Task instructions: Set down the material below in full, matching it exactly.
---
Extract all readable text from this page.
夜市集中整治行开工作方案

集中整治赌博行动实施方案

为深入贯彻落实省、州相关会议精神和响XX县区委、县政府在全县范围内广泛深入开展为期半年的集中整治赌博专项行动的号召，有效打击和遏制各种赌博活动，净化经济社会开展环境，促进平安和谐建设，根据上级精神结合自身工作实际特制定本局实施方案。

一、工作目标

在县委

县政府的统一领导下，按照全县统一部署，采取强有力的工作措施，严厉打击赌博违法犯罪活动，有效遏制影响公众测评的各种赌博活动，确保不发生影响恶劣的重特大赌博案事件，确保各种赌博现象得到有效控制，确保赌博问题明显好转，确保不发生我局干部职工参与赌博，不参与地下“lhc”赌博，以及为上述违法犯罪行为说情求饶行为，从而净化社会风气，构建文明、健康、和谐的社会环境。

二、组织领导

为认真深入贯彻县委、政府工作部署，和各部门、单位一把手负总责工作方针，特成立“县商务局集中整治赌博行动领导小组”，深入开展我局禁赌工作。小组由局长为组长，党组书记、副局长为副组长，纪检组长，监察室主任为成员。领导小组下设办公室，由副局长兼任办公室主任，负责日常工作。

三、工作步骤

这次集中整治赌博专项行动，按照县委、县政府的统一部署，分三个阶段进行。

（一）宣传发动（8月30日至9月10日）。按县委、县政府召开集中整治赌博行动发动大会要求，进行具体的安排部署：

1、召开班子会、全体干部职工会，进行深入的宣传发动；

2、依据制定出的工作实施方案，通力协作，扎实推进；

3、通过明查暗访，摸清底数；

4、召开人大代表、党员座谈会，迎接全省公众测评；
---
Result of this exercise:
Extract all readable text from this page.
夜市集中整治行开工作方案

集中整治赌博行动实施方案

为深入贯彻落实省、州相关会议精神和响XX县区委、县政府在全县范围内广泛深入开展为期半年的集中整治赌博专项行动的号召，有效打击和遏制各种赌博活动，净化经济社会开展环境，促进平安和谐建设，根据上级精神结合自身工作实际特制定本局实施方案。

一、工作目标

在县委

县政府的统一领导下，按照全县统一部署，采取强有力的工作措施，严厉打击赌博违法犯罪活动，有效遏制影响公众测评的各种赌博活动，确保不发生影响恶劣的重特大赌博案事件，确保各种赌博现象得到有效控制，确保赌博问题明显好转，确保不发生我局干部职工参与赌博，不参与地下“lhc”赌博，以及为上述违法犯罪行为说情求饶行为，从而净化社会风气，构建文明、健康、和谐的社会环境。

二、组织领导

为认真深入贯彻县委、政府工作部署，和各部门、单位一把手负总责工作方针，特成立“县商务局集中整治赌博行动领导小组”，深入开展我局禁赌工作。小组由局长为组长，党组书记、副局长为副组长，纪检组长，监察室主任为成员。领导小组下设办公室，由副局长兼任办公室主任，负责日常工作。

三、工作步骤

这次集中整治赌博专项行动，按照县委、县政府的统一部署，分三个阶段进行。

（一）宣传发动（8月30日至9月10日）。按县委、县政府召开集中整治赌博行动发动大会要求，进行具体的安排部署：

1、召开班子会、全体干部职工会，进行深入的宣传发动；

2、依据制定出的工作实施方案，通力协作，扎实推进；

3、通过明查暗访，摸清底数；

4、召开人大代表、党员座谈会，迎接全省公众测评；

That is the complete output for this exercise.